╭─ Recorded data

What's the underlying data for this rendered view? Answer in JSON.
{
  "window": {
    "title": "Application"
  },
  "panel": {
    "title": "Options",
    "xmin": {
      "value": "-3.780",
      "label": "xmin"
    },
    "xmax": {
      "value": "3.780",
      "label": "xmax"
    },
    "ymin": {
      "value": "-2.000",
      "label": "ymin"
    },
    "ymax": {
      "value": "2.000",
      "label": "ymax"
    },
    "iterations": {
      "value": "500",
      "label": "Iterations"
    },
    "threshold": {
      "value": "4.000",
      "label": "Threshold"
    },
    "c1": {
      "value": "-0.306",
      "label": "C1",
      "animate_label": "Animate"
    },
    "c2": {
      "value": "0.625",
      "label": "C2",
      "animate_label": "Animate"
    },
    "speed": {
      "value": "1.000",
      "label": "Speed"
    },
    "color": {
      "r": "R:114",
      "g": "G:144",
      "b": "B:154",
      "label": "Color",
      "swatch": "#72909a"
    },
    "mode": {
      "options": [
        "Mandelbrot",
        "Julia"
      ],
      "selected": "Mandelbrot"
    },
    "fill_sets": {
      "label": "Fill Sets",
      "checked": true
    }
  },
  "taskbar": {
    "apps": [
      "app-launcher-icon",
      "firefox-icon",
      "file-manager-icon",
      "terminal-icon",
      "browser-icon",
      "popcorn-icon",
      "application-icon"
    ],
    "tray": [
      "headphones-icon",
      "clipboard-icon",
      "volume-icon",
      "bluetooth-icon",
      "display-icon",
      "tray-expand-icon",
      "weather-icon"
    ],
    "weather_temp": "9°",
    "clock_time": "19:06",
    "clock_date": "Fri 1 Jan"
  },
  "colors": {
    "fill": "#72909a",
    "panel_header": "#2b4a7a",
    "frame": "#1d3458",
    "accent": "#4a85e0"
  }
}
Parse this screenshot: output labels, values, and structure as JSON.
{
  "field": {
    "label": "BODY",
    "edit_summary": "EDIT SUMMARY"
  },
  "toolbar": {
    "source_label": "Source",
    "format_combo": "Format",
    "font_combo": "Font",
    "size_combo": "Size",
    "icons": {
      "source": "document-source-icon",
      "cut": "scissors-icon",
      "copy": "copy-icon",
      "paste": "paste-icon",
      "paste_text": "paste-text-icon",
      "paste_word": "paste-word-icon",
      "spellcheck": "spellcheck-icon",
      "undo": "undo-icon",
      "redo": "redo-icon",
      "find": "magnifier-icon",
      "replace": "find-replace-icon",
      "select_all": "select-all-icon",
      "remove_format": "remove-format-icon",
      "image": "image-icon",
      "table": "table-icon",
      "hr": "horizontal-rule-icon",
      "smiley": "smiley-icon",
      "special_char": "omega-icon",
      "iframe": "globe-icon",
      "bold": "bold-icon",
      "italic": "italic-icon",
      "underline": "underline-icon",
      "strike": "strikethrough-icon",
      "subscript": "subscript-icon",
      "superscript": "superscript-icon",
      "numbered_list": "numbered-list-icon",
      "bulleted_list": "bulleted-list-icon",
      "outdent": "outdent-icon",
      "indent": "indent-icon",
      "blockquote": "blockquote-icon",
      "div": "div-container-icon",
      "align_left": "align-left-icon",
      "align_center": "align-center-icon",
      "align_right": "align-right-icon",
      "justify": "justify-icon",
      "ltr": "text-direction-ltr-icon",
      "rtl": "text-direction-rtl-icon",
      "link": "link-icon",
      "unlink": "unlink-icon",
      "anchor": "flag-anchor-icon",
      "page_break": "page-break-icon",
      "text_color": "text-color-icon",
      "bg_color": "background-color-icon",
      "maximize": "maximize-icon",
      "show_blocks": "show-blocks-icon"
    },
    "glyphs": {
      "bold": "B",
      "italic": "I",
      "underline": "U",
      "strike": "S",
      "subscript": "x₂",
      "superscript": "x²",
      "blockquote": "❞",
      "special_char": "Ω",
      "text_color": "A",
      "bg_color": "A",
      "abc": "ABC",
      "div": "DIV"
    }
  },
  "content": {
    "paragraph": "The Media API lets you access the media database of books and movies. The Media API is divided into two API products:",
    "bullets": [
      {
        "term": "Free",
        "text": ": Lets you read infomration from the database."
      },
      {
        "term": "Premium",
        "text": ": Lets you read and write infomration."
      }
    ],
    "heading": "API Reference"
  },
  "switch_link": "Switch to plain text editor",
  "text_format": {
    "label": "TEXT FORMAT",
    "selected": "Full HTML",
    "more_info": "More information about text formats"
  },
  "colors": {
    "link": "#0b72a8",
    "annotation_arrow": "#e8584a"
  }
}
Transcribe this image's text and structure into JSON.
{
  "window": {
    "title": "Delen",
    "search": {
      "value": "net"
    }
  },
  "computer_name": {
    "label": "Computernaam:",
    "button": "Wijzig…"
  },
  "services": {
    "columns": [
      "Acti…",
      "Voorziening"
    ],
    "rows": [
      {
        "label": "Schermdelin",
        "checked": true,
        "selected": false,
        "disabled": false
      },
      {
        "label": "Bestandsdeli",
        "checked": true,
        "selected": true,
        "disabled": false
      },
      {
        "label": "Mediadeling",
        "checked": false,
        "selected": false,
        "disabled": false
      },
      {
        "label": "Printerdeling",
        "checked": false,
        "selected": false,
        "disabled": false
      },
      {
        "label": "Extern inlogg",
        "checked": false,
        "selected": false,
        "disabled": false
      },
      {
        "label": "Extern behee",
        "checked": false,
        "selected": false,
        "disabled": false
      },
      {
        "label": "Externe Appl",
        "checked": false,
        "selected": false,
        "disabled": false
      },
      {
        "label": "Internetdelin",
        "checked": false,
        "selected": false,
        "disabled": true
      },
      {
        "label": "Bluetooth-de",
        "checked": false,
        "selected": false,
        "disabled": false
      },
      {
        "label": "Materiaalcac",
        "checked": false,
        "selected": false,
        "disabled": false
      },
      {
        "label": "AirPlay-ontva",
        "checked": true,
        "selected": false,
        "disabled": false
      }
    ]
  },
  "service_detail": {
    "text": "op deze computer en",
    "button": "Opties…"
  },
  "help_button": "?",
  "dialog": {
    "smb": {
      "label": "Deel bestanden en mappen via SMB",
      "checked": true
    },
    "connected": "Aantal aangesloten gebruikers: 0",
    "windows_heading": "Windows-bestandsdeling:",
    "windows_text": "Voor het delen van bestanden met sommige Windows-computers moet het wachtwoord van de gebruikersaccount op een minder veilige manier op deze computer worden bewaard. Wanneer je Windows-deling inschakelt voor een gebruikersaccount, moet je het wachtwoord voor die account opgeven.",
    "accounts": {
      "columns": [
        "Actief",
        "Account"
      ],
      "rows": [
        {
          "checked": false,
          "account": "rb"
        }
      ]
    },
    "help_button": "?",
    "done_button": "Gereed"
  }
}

╰─

What to do> Pull out all lines from the entries above in which the word "blockquote" appears.

Exercise output>
      "blockquote": "blockquote-icon",
      "blockquote": "❞",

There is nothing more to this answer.